The expected output is every entry that follows, reproduced exactly.

◆ Input records:
_____
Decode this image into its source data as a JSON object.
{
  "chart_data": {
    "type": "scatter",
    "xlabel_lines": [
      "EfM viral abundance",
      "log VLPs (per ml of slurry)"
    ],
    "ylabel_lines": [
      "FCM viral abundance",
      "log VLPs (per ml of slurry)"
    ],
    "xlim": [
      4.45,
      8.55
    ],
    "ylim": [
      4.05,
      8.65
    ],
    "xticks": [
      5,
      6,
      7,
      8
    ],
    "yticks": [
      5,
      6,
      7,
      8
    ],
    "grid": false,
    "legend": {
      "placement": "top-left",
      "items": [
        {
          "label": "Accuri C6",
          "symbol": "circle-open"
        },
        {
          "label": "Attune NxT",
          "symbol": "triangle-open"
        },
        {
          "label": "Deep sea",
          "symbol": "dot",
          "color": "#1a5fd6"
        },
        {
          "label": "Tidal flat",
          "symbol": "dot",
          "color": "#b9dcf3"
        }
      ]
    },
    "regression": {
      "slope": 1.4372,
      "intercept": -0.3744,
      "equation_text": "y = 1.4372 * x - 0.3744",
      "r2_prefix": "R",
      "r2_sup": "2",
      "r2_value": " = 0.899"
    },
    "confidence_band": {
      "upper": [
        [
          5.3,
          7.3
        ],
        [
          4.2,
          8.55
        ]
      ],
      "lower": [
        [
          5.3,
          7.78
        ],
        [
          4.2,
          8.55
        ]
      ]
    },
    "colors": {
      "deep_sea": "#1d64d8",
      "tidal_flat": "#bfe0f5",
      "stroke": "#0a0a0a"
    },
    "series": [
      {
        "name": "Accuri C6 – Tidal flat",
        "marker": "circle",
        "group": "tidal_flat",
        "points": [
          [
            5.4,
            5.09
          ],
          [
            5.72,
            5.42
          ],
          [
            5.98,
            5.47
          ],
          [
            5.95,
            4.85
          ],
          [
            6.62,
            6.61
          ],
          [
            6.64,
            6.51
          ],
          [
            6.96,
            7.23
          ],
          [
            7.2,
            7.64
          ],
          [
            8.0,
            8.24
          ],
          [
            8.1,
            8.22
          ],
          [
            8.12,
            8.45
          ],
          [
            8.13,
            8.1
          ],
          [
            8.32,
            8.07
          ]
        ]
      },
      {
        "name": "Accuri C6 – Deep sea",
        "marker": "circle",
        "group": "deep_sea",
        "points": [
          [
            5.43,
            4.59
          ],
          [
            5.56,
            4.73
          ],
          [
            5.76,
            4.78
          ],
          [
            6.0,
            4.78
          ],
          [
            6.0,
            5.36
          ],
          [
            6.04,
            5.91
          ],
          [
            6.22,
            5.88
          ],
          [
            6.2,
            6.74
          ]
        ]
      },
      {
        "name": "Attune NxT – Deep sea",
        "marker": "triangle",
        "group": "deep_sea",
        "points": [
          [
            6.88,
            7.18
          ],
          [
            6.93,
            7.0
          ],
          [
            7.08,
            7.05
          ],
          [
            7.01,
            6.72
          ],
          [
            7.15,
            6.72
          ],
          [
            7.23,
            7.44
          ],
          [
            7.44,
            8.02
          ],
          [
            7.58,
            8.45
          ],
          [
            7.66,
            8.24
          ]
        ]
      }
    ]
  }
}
_____
◆ Answer box:
Decode this image into its source data as a JSON object.
{
  "chart_data": {
    "type": "scatter",
    "xlabel_lines": [
      "EfM viral abundance",
      "log VLPs (per ml of slurry)"
    ],
    "ylabel_lines": [
      "FCM viral abundance",
      "log VLPs (per ml of slurry)"
    ],
    "xlim": [
      4.45,
      8.55
    ],
    "ylim": [
      4.05,
      8.65
    ],
    "xticks": [
      5,
      6,
      7,
      8
    ],
    "yticks": [
      5,
      6,
      7,
      8
    ],
    "grid": false,
    "legend": {
      "placement": "top-left",
      "items": [
        {
          "label": "Accuri C6",
          "symbol": "circle-open"
        },
        {
          "label": "Attune NxT",
          "symbol": "triangle-open"
        },
        {
          "label": "Deep sea",
          "symbol": "dot",
          "color": "#1a5fd6"
        },
        {
          "label": "Tidal flat",
          "symbol": "dot",
          "color": "#b9dcf3"
        }
      ]
    },
    "regression": {
      "slope": 1.4372,
      "intercept": -0.3744,
      "equation_text": "y = 1.4372 * x - 0.3744",
      "r2_prefix": "R",
      "r2_sup": "2",
      "r2_value": " = 0.899"
    },
    "confidence_band": {
      "upper": [
        [
          5.3,
          7.3
        ],
        [
          4.2,
          8.55
        ]
      ],
      "lower": [
        [
          5.3,
          7.78
        ],
        [
          4.2,
          8.55
        ]
      ]
    },
    "colors": {
      "deep_sea": "#1d64d8",
      "tidal_flat": "#bfe0f5",
      "stroke": "#0a0a0a"
    },
    "series": [
      {
        "name": "Accuri C6 – Tidal flat",
        "marker": "circle",
        "group": "tidal_flat",
        "points": [
          [
            5.4,
            5.09
          ],
          [
            5.72,
            5.42
          ],
          [
            5.98,
            5.47
          ],
          [
            5.95,
            4.85
          ],
          [
            6.62,
            6.61
          ],
          [
            6.64,
            6.51
          ],
          [
            6.96,
            7.23
          ],
          [
            7.2,
            7.64
          ],
          [
            8.0,
            8.24
          ],
          [
            8.1,
            8.22
          ],
          [
            8.12,
            8.45
          ],
          [
            8.13,
            8.1
          ],
          [
            8.32,
            8.07
          ]
        ]
      },
      {
        "name": "Accuri C6 – Deep sea",
        "marker": "circle",
        "group": "deep_sea",
        "points": [
          [
            5.43,
            4.59
          ],
          [
            5.56,
            4.73
          ],
          [
            5.76,
            4.78
          ],
          [
            6.0,
            4.78
          ],
          [
            6.0,
            5.36
          ],
          [
            6.04,
            5.91
          ],
          [
            6.22,
            5.88
          ],
          [
            6.2,
            6.74
          ]
        ]
      },
      {
        "name": "Attune NxT – Deep sea",
        "marker": "triangle",
        "group": "deep_sea",
        "points": [
          [
            6.88,
            7.18
          ],
          [
            6.93,
            7.0
          ],
          [
            7.08,
            7.05
          ],
          [
            7.01,
            6.72
          ],
          [
            7.15,
            6.72
          ],
          [
            7.23,
            7.44
          ],
          [
            7.44,
            8.02
          ],
          [
            7.58,
            8.45
          ],
          [
            7.66,
            8.24
          ]
        ]
      }
    ]
  }
}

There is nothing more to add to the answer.